▶ GIVEN TASK
The records that follow are to be repeated exactly, with the pictures removed.

▶ RECORDS FOR THIS EXERCISE
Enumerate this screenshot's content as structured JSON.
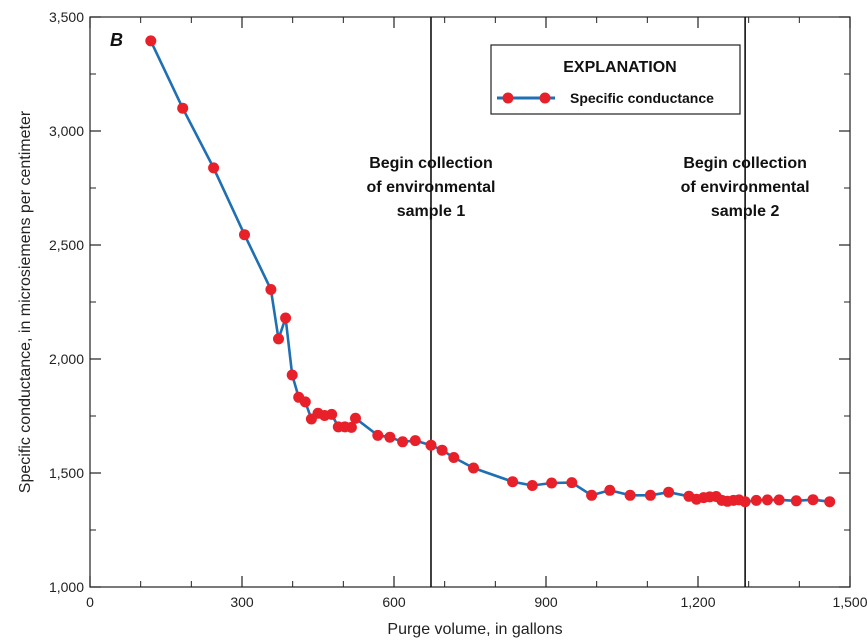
{
  "chart_data": {
    "type": "line",
    "panel_label": "B",
    "xlabel": "Purge volume, in gallons",
    "ylabel": "Specific conductance, in microsiemens per centimeter",
    "xlim": [
      0,
      1500
    ],
    "ylim": [
      1000,
      3500
    ],
    "x_ticks": [
      0,
      300,
      600,
      900,
      1200,
      1500
    ],
    "x_tick_labels": [
      "0",
      "300",
      "600",
      "900",
      "1,200",
      "1,500"
    ],
    "y_ticks": [
      1000,
      1500,
      2000,
      2500,
      3000,
      3500
    ],
    "y_tick_labels": [
      "1,000",
      "1,500",
      "2,000",
      "2,500",
      "3,000",
      "3,500"
    ],
    "grid": false,
    "legend": {
      "title": "EXPLANATION",
      "position": "top-right"
    },
    "line_color": "#1f6fb4",
    "marker_color": "#e8202a",
    "series": [
      {
        "name": "Specific conductance",
        "points": [
          [
            120,
            3395
          ],
          [
            183,
            3100
          ],
          [
            244,
            2838
          ],
          [
            305,
            2545
          ],
          [
            357,
            2305
          ],
          [
            372,
            2088
          ],
          [
            386,
            2180
          ],
          [
            399,
            1930
          ],
          [
            412,
            1832
          ],
          [
            425,
            1812
          ],
          [
            437,
            1737
          ],
          [
            450,
            1762
          ],
          [
            463,
            1752
          ],
          [
            477,
            1757
          ],
          [
            490,
            1702
          ],
          [
            503,
            1702
          ],
          [
            516,
            1700
          ],
          [
            524,
            1740
          ],
          [
            568,
            1665
          ],
          [
            592,
            1657
          ],
          [
            617,
            1637
          ],
          [
            642,
            1642
          ],
          [
            673,
            1622
          ],
          [
            695,
            1600
          ],
          [
            718,
            1568
          ],
          [
            757,
            1522
          ],
          [
            834,
            1462
          ],
          [
            873,
            1445
          ],
          [
            911,
            1456
          ],
          [
            951,
            1458
          ],
          [
            990,
            1402
          ],
          [
            1026,
            1424
          ],
          [
            1066,
            1402
          ],
          [
            1106,
            1402
          ],
          [
            1142,
            1416
          ],
          [
            1182,
            1398
          ],
          [
            1197,
            1385
          ],
          [
            1211,
            1392
          ],
          [
            1223,
            1395
          ],
          [
            1236,
            1397
          ],
          [
            1247,
            1380
          ],
          [
            1258,
            1376
          ],
          [
            1270,
            1380
          ],
          [
            1281,
            1382
          ],
          [
            1293,
            1374
          ],
          [
            1315,
            1380
          ],
          [
            1337,
            1382
          ],
          [
            1360,
            1382
          ],
          [
            1394,
            1378
          ],
          [
            1427,
            1383
          ],
          [
            1460,
            1374
          ]
        ]
      }
    ],
    "annotations": [
      {
        "x": 673,
        "lines": [
          "Begin collection",
          "of environmental",
          "sample 1"
        ]
      },
      {
        "x": 1293,
        "lines": [
          "Begin collection",
          "of environmental",
          "sample 2"
        ]
      }
    ]
  }
}
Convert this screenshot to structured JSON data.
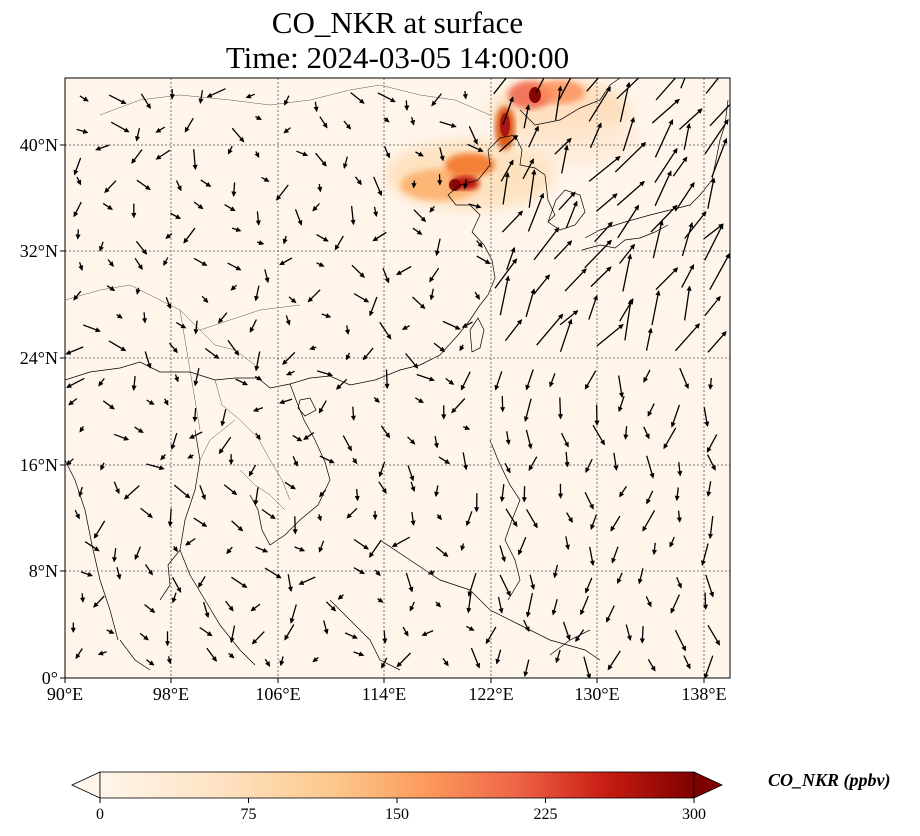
{
  "title": {
    "line1": "CO_NKR at surface",
    "line2": "Time: 2024-03-05 14:00:00"
  },
  "map": {
    "x_ticks": [
      "90°E",
      "98°E",
      "106°E",
      "114°E",
      "122°E",
      "130°E",
      "138°E"
    ],
    "y_ticks": [
      "40°N",
      "32°N",
      "24°N",
      "16°N",
      "8°N",
      "0°"
    ],
    "extent_lon": [
      90,
      140
    ],
    "extent_lat": [
      0,
      45
    ],
    "gridlines": true,
    "background_color": "#fff5eb",
    "hotspot_region": "North China Plain / Bohai region",
    "wind_vectors": true
  },
  "colorbar": {
    "label": "CO_NKR (ppbv)",
    "ticks": [
      "0",
      "75",
      "150",
      "225",
      "300"
    ],
    "min": 0,
    "max": 300,
    "colormap": "OrRd",
    "extend": "both",
    "colors": [
      "#fff5eb",
      "#fdd49e",
      "#fdae6b",
      "#f16913",
      "#d94801",
      "#7f0000"
    ]
  }
}
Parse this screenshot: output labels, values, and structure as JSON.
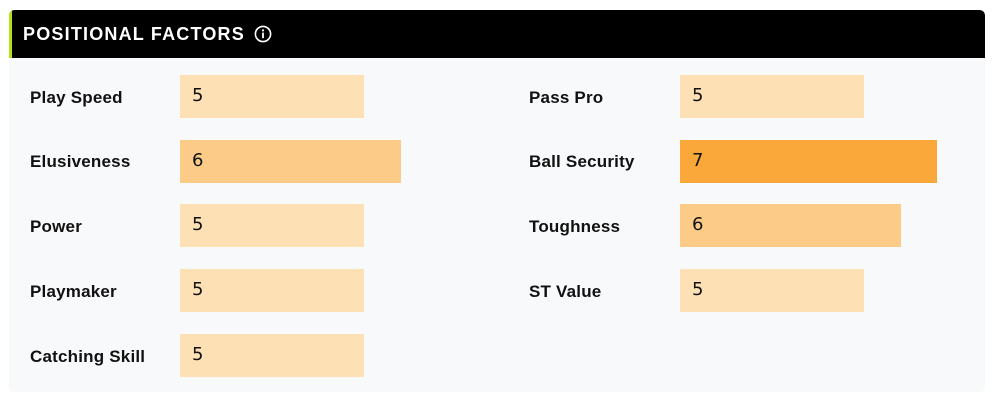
{
  "header": {
    "title": "POSITIONAL FACTORS",
    "info_icon": "info-circle-icon",
    "accent_color": "#b6e01e"
  },
  "scale_max": 10,
  "colors": {
    "level_5": "#fde0b4",
    "level_6": "#fccb87",
    "level_7": "#fba83a"
  },
  "factors_left": [
    {
      "label": "Play Speed",
      "value": "5"
    },
    {
      "label": "Elusiveness",
      "value": "6"
    },
    {
      "label": "Power",
      "value": "5"
    },
    {
      "label": "Playmaker",
      "value": "5"
    },
    {
      "label": "Catching Skill",
      "value": "5"
    }
  ],
  "factors_right": [
    {
      "label": "Pass Pro",
      "value": "5"
    },
    {
      "label": "Ball Security",
      "value": "7"
    },
    {
      "label": "Toughness",
      "value": "6"
    },
    {
      "label": "ST Value",
      "value": "5"
    }
  ]
}
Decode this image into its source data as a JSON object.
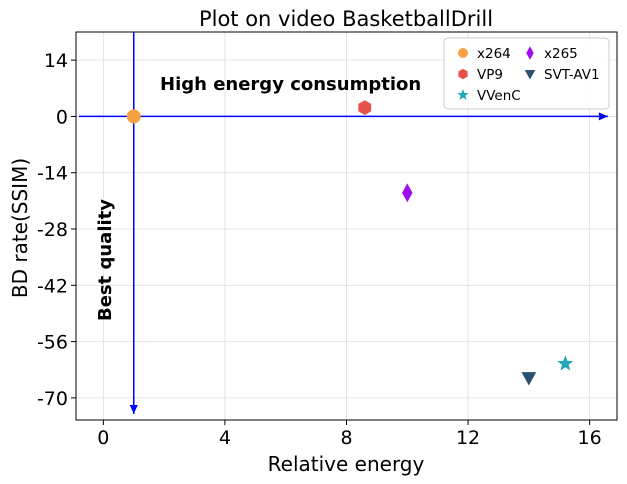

▶ ANSWER BELOW
Enumerate this screenshot's content as structured JSON.
{
  "chart_data": {
    "type": "line",
    "panel_label": "B",
    "xlabel": "Purge volume, in gallons",
    "ylabel": "Specific conductance, in microsiemens per centimeter",
    "xlim": [
      0,
      1500
    ],
    "ylim": [
      1000,
      3500
    ],
    "x_ticks": [
      0,
      300,
      600,
      900,
      1200,
      1500
    ],
    "x_tick_labels": [
      "0",
      "300",
      "600",
      "900",
      "1,200",
      "1,500"
    ],
    "y_ticks": [
      1000,
      1500,
      2000,
      2500,
      3000,
      3500
    ],
    "y_tick_labels": [
      "1,000",
      "1,500",
      "2,000",
      "2,500",
      "3,000",
      "3,500"
    ],
    "grid": false,
    "legend": {
      "title": "EXPLANATION",
      "position": "top-right"
    },
    "line_color": "#1f6fb4",
    "marker_color": "#e8202a",
    "series": [
      {
        "name": "Specific conductance",
        "points": [
          [
            120,
            3395
          ],
          [
            183,
            3100
          ],
          [
            244,
            2838
          ],
          [
            305,
            2545
          ],
          [
            357,
            2305
          ],
          [
            372,
            2088
          ],
          [
            386,
            2180
          ],
          [
            399,
            1930
          ],
          [
            412,
            1832
          ],
          [
            425,
            1812
          ],
          [
            437,
            1737
          ],
          [
            450,
            1762
          ],
          [
            463,
            1752
          ],
          [
            477,
            1757
          ],
          [
            490,
            1702
          ],
          [
            503,
            1702
          ],
          [
            516,
            1700
          ],
          [
            524,
            1740
          ],
          [
            568,
            1665
          ],
          [
            592,
            1657
          ],
          [
            617,
            1637
          ],
          [
            642,
            1642
          ],
          [
            673,
            1622
          ],
          [
            695,
            1600
          ],
          [
            718,
            1568
          ],
          [
            757,
            1522
          ],
          [
            834,
            1462
          ],
          [
            873,
            1445
          ],
          [
            911,
            1456
          ],
          [
            951,
            1458
          ],
          [
            990,
            1402
          ],
          [
            1026,
            1424
          ],
          [
            1066,
            1402
          ],
          [
            1106,
            1402
          ],
          [
            1142,
            1416
          ],
          [
            1182,
            1398
          ],
          [
            1197,
            1385
          ],
          [
            1211,
            1392
          ],
          [
            1223,
            1395
          ],
          [
            1236,
            1397
          ],
          [
            1247,
            1380
          ],
          [
            1258,
            1376
          ],
          [
            1270,
            1380
          ],
          [
            1281,
            1382
          ],
          [
            1293,
            1374
          ],
          [
            1315,
            1380
          ],
          [
            1337,
            1382
          ],
          [
            1360,
            1382
          ],
          [
            1394,
            1378
          ],
          [
            1427,
            1383
          ],
          [
            1460,
            1374
          ]
        ]
      }
    ],
    "annotations": [
      {
        "x": 673,
        "lines": [
          "Begin collection",
          "of environmental",
          "sample 1"
        ]
      },
      {
        "x": 1293,
        "lines": [
          "Begin collection",
          "of environmental",
          "sample 2"
        ]
      }
    ]
  }
}
Convert this screenshot to structured JSON data.
{
  "title": {
    "line1": "CO_NKR at surface",
    "line2": "Time: 2024-03-05 14:00:00"
  },
  "map": {
    "x_ticks": [
      "90°E",
      "98°E",
      "106°E",
      "114°E",
      "122°E",
      "130°E",
      "138°E"
    ],
    "y_ticks": [
      "40°N",
      "32°N",
      "24°N",
      "16°N",
      "8°N",
      "0°"
    ],
    "extent_lon": [
      90,
      140
    ],
    "extent_lat": [
      0,
      45
    ],
    "gridlines": true,
    "background_color": "#fff5eb",
    "hotspot_region": "North China Plain / Bohai region",
    "wind_vectors": true
  },
  "colorbar": {
    "label": "CO_NKR (ppbv)",
    "ticks": [
      "0",
      "75",
      "150",
      "225",
      "300"
    ],
    "min": 0,
    "max": 300,
    "colormap": "OrRd",
    "extend": "both",
    "colors": [
      "#fff5eb",
      "#fdd49e",
      "#fdae6b",
      "#f16913",
      "#d94801",
      "#7f0000"
    ]
  }
}
Parse this screenshot: output labels, values, and structure as JSON.
{
  "header": {
    "title": "POSITIONAL FACTORS",
    "info_icon": "info-circle-icon",
    "accent_color": "#b6e01e"
  },
  "scale_max": 10,
  "colors": {
    "level_5": "#fde0b4",
    "level_6": "#fccb87",
    "level_7": "#fba83a"
  },
  "factors_left": [
    {
      "label": "Play Speed",
      "value": "5"
    },
    {
      "label": "Elusiveness",
      "value": "6"
    },
    {
      "label": "Power",
      "value": "5"
    },
    {
      "label": "Playmaker",
      "value": "5"
    },
    {
      "label": "Catching Skill",
      "value": "5"
    }
  ],
  "factors_right": [
    {
      "label": "Pass Pro",
      "value": "5"
    },
    {
      "label": "Ball Security",
      "value": "7"
    },
    {
      "label": "Toughness",
      "value": "6"
    },
    {
      "label": "ST Value",
      "value": "5"
    }
  ]
}
Decode this image into its source data as a JSON object.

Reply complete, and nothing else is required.